*PROBLEM DETAILS*.
In the records below, locate the line containing "Convert this document image to plain text.", then output that line and all later lines exactly, through the last one.

━━━ EXTRACTED ENTRIES ━━━

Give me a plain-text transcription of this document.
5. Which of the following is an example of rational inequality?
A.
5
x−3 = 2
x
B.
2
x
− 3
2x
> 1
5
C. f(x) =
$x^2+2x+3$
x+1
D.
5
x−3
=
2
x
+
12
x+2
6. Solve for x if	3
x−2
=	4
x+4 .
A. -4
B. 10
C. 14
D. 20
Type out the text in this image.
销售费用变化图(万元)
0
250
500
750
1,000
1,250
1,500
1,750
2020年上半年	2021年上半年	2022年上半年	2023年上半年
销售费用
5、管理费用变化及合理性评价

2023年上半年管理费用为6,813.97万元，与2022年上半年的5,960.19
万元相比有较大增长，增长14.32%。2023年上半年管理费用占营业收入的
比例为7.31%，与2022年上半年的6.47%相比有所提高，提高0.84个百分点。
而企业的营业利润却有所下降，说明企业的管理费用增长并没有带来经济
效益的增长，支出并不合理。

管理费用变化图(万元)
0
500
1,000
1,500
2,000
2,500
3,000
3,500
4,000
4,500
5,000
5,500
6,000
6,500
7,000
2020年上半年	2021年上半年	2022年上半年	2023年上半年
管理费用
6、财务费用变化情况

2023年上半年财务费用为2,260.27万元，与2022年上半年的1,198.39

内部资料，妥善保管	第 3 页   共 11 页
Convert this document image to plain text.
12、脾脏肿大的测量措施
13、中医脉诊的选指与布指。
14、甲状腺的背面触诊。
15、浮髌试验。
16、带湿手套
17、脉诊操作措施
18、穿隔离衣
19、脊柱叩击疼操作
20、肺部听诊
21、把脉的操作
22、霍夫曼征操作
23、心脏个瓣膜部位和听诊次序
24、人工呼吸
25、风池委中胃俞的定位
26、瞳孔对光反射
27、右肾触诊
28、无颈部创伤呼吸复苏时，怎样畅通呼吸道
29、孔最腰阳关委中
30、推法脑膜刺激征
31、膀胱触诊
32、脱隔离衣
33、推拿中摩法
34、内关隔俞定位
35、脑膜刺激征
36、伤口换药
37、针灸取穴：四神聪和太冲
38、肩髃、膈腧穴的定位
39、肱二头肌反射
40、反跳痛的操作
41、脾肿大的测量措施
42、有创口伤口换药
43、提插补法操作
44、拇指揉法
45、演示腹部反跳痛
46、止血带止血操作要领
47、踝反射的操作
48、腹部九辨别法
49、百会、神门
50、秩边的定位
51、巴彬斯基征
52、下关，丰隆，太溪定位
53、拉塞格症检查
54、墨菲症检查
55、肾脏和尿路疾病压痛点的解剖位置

━━━

*THE RESULT*.
Convert this document image to plain text.
12、脾脏肿大的测量措施
13、中医脉诊的选指与布指。
14、甲状腺的背面触诊。
15、浮髌试验。
16、带湿手套
17、脉诊操作措施
18、穿隔离衣
19、脊柱叩击疼操作
20、肺部听诊
21、把脉的操作
22、霍夫曼征操作
23、心脏个瓣膜部位和听诊次序
24、人工呼吸
25、风池委中胃俞的定位
26、瞳孔对光反射
27、右肾触诊
28、无颈部创伤呼吸复苏时，怎样畅通呼吸道
29、孔最腰阳关委中
30、推法脑膜刺激征
31、膀胱触诊
32、脱隔离衣
33、推拿中摩法
34、内关隔俞定位
35、脑膜刺激征
36、伤口换药
37、针灸取穴：四神聪和太冲
38、肩髃、膈腧穴的定位
39、肱二头肌反射
40、反跳痛的操作
41、脾肿大的测量措施
42、有创口伤口换药
43、提插补法操作
44、拇指揉法
45、演示腹部反跳痛
46、止血带止血操作要领
47、踝反射的操作
48、腹部九辨别法
49、百会、神门
50、秩边的定位
51、巴彬斯基征
52、下关，丰隆，太溪定位
53、拉塞格症检查
54、墨菲症检查
55、肾脏和尿路疾病压痛点的解剖位置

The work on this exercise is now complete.